━━━━━ EXERCISE INPUT
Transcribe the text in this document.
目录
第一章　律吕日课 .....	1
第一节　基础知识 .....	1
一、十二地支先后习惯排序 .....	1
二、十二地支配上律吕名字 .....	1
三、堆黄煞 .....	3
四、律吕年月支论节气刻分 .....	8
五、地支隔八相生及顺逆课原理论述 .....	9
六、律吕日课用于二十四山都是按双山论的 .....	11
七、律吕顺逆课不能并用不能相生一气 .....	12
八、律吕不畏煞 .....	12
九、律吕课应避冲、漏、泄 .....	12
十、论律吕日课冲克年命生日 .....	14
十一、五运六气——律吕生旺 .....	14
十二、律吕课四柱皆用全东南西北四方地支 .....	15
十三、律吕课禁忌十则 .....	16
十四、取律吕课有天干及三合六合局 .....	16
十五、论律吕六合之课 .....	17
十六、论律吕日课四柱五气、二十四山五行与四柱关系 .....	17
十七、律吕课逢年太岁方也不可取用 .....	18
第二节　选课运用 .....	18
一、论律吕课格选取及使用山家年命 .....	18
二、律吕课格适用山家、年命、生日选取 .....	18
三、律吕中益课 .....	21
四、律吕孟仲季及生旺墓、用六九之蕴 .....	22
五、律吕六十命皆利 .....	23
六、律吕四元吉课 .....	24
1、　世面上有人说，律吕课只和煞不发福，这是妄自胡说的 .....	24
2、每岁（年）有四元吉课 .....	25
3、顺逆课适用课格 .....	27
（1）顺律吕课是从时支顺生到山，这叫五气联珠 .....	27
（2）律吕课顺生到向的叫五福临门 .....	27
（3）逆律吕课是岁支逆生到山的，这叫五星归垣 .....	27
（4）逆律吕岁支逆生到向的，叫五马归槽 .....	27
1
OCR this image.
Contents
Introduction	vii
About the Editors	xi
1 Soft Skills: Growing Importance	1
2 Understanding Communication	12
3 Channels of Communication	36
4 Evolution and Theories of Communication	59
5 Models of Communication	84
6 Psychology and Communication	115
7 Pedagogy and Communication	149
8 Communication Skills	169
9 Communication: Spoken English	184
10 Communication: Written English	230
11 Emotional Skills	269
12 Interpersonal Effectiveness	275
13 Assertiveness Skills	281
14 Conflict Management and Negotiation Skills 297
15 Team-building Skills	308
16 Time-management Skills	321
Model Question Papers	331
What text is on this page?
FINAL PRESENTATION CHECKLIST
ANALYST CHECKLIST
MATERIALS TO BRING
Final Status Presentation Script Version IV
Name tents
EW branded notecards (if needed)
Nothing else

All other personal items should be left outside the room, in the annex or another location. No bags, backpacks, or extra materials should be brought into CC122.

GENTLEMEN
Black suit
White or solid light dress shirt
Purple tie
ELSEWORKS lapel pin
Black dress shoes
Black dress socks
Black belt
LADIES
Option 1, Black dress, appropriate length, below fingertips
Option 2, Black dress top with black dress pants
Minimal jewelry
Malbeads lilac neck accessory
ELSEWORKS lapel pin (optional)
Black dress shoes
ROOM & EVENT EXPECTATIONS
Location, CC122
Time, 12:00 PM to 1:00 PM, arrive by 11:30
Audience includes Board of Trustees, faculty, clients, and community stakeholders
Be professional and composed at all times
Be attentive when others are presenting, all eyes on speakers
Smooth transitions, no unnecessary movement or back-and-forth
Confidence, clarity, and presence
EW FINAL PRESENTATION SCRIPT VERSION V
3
━━━━━━━━━━
▶ **WORK INSTRUCTIONS**:
The word "ELSEWORKS" appears in how many lines of the data? Answer with only the number.

▶ **FULL ANSWER**:
2